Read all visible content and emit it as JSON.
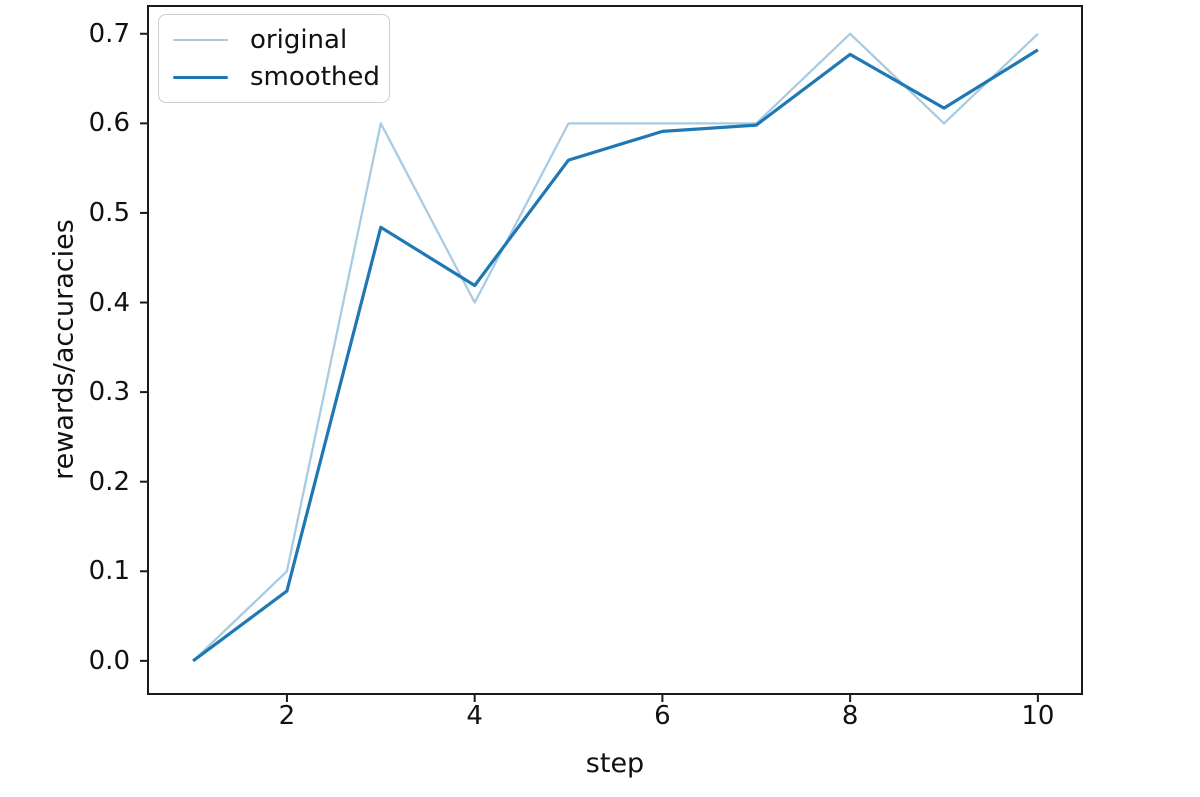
{
  "figure": {
    "background": "#ffffff",
    "spine_color": "#1a1a1a",
    "tick_color": "#1a1a1a",
    "text_color": "#111111",
    "legend_border_color": "#cccccc"
  },
  "chart_data": {
    "type": "line",
    "title": "",
    "xlabel": "step",
    "ylabel": "rewards/accuracies",
    "grid": false,
    "legend_position": "upper left",
    "xlim": [
      0.52,
      10.47
    ],
    "ylim": [
      -0.037,
      0.731
    ],
    "x": [
      1,
      2,
      3,
      4,
      5,
      6,
      7,
      8,
      9,
      10
    ],
    "x_ticks": [
      {
        "value": 2,
        "label": "2"
      },
      {
        "value": 4,
        "label": "4"
      },
      {
        "value": 6,
        "label": "6"
      },
      {
        "value": 8,
        "label": "8"
      },
      {
        "value": 10,
        "label": "10"
      }
    ],
    "y_ticks": [
      {
        "value": 0.0,
        "label": "0.0"
      },
      {
        "value": 0.1,
        "label": "0.1"
      },
      {
        "value": 0.2,
        "label": "0.2"
      },
      {
        "value": 0.3,
        "label": "0.3"
      },
      {
        "value": 0.4,
        "label": "0.4"
      },
      {
        "value": 0.5,
        "label": "0.5"
      },
      {
        "value": 0.6,
        "label": "0.6"
      },
      {
        "value": 0.7,
        "label": "0.7"
      }
    ],
    "series": [
      {
        "name": "original",
        "color": "#a8cbe3",
        "line_width": 2.3,
        "values": [
          0.0,
          0.1,
          0.6,
          0.4,
          0.6,
          0.6,
          0.6,
          0.7,
          0.6,
          0.7
        ]
      },
      {
        "name": "smoothed",
        "color": "#1f77b4",
        "line_width": 3.2,
        "values": [
          0.0,
          0.078,
          0.484,
          0.419,
          0.559,
          0.591,
          0.598,
          0.677,
          0.617,
          0.682
        ]
      }
    ]
  }
}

**What is expected:** Omit every picture, then repeat the remaining data exactly as it appears above.

**Output for this task:**
Read all visible content and emit it as JSON.
{
  "figure": {
    "background": "#ffffff",
    "spine_color": "#1a1a1a",
    "tick_color": "#1a1a1a",
    "text_color": "#111111",
    "legend_border_color": "#cccccc"
  },
  "chart_data": {
    "type": "line",
    "title": "",
    "xlabel": "step",
    "ylabel": "rewards/accuracies",
    "grid": false,
    "legend_position": "upper left",
    "xlim": [
      0.52,
      10.47
    ],
    "ylim": [
      -0.037,
      0.731
    ],
    "x": [
      1,
      2,
      3,
      4,
      5,
      6,
      7,
      8,
      9,
      10
    ],
    "x_ticks": [
      {
        "value": 2,
        "label": "2"
      },
      {
        "value": 4,
        "label": "4"
      },
      {
        "value": 6,
        "label": "6"
      },
      {
        "value": 8,
        "label": "8"
      },
      {
        "value": 10,
        "label": "10"
      }
    ],
    "y_ticks": [
      {
        "value": 0.0,
        "label": "0.0"
      },
      {
        "value": 0.1,
        "label": "0.1"
      },
      {
        "value": 0.2,
        "label": "0.2"
      },
      {
        "value": 0.3,
        "label": "0.3"
      },
      {
        "value": 0.4,
        "label": "0.4"
      },
      {
        "value": 0.5,
        "label": "0.5"
      },
      {
        "value": 0.6,
        "label": "0.6"
      },
      {
        "value": 0.7,
        "label": "0.7"
      }
    ],
    "series": [
      {
        "name": "original",
        "color": "#a8cbe3",
        "line_width": 2.3,
        "values": [
          0.0,
          0.1,
          0.6,
          0.4,
          0.6,
          0.6,
          0.6,
          0.7,
          0.6,
          0.7
        ]
      },
      {
        "name": "smoothed",
        "color": "#1f77b4",
        "line_width": 3.2,
        "values": [
          0.0,
          0.078,
          0.484,
          0.419,
          0.559,
          0.591,
          0.598,
          0.677,
          0.617,
          0.682
        ]
      }
    ]
  }
}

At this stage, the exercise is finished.